**Problem details:** Please quote the material exactly, every line of it.

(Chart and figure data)
^^^^^^^^
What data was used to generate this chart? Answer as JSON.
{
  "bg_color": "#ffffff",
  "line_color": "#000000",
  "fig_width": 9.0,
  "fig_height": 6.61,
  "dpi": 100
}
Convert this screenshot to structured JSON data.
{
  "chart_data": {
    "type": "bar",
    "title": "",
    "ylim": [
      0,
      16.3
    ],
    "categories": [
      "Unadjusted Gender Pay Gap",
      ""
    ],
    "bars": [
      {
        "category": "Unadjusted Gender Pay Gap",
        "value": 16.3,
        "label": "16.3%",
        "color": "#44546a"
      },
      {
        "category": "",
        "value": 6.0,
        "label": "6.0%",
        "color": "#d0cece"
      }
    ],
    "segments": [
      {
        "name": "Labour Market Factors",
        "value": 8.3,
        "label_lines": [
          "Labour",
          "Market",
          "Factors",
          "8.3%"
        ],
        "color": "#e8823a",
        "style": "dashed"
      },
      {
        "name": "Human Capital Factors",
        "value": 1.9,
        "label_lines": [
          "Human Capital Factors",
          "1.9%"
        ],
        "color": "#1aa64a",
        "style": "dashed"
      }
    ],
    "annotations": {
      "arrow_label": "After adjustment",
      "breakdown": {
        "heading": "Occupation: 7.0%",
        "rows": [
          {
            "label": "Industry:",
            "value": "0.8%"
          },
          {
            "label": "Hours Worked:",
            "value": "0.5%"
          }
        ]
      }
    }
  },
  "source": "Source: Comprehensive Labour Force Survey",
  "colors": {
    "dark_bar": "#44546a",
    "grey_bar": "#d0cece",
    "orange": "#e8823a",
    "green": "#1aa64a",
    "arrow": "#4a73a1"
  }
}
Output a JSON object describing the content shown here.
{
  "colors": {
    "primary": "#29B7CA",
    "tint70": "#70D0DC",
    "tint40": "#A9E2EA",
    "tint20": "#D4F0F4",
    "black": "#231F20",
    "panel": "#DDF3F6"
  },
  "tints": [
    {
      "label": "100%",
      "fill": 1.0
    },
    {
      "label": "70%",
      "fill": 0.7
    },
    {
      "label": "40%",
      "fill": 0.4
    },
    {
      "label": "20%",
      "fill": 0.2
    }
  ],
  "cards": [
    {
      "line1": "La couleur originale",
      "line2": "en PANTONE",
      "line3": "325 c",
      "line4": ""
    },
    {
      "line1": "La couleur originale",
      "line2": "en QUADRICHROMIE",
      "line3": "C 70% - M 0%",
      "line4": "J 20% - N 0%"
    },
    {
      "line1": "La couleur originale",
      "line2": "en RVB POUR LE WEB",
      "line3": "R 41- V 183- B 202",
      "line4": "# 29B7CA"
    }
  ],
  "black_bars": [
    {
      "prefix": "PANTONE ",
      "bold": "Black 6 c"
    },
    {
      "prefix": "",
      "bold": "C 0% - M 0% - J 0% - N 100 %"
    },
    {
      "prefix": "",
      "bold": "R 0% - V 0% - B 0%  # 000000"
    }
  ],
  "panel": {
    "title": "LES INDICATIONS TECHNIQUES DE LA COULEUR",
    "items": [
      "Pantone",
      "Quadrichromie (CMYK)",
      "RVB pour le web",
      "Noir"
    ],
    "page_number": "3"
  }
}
^^^^^^^^
**Problem solution:**
What data was used to generate this chart? Answer as JSON.
{
  "bg_color": "#ffffff",
  "line_color": "#000000",
  "fig_width": 9.0,
  "fig_height": 6.61,
  "dpi": 100
}
Convert this screenshot to structured JSON data.
{
  "chart_data": {
    "type": "bar",
    "title": "",
    "ylim": [
      0,
      16.3
    ],
    "categories": [
      "Unadjusted Gender Pay Gap",
      ""
    ],
    "bars": [
      {
        "category": "Unadjusted Gender Pay Gap",
        "value": 16.3,
        "label": "16.3%",
        "color": "#44546a"
      },
      {
        "category": "",
        "value": 6.0,
        "label": "6.0%",
        "color": "#d0cece"
      }
    ],
    "segments": [
      {
        "name": "Labour Market Factors",
        "value": 8.3,
        "label_lines": [
          "Labour",
          "Market",
          "Factors",
          "8.3%"
        ],
        "color": "#e8823a",
        "style": "dashed"
      },
      {
        "name": "Human Capital Factors",
        "value": 1.9,
        "label_lines": [
          "Human Capital Factors",
          "1.9%"
        ],
        "color": "#1aa64a",
        "style": "dashed"
      }
    ],
    "annotations": {
      "arrow_label": "After adjustment",
      "breakdown": {
        "heading": "Occupation: 7.0%",
        "rows": [
          {
            "label": "Industry:",
            "value": "0.8%"
          },
          {
            "label": "Hours Worked:",
            "value": "0.5%"
          }
        ]
      }
    }
  },
  "source": "Source: Comprehensive Labour Force Survey",
  "colors": {
    "dark_bar": "#44546a",
    "grey_bar": "#d0cece",
    "orange": "#e8823a",
    "green": "#1aa64a",
    "arrow": "#4a73a1"
  }
}
Output a JSON object describing the content shown here.
{
  "colors": {
    "primary": "#29B7CA",
    "tint70": "#70D0DC",
    "tint40": "#A9E2EA",
    "tint20": "#D4F0F4",
    "black": "#231F20",
    "panel": "#DDF3F6"
  },
  "tints": [
    {
      "label": "100%",
      "fill": 1.0
    },
    {
      "label": "70%",
      "fill": 0.7
    },
    {
      "label": "40%",
      "fill": 0.4
    },
    {
      "label": "20%",
      "fill": 0.2
    }
  ],
  "cards": [
    {
      "line1": "La couleur originale",
      "line2": "en PANTONE",
      "line3": "325 c",
      "line4": ""
    },
    {
      "line1": "La couleur originale",
      "line2": "en QUADRICHROMIE",
      "line3": "C 70% - M 0%",
      "line4": "J 20% - N 0%"
    },
    {
      "line1": "La couleur originale",
      "line2": "en RVB POUR LE WEB",
      "line3": "R 41- V 183- B 202",
      "line4": "# 29B7CA"
    }
  ],
  "black_bars": [
    {
      "prefix": "PANTONE ",
      "bold": "Black 6 c"
    },
    {
      "prefix": "",
      "bold": "C 0% - M 0% - J 0% - N 100 %"
    },
    {
      "prefix": "",
      "bold": "R 0% - V 0% - B 0%  # 000000"
    }
  ],
  "panel": {
    "title": "LES INDICATIONS TECHNIQUES DE LA COULEUR",
    "items": [
      "Pantone",
      "Quadrichromie (CMYK)",
      "RVB pour le web",
      "Noir"
    ],
    "page_number": "3"
  }
}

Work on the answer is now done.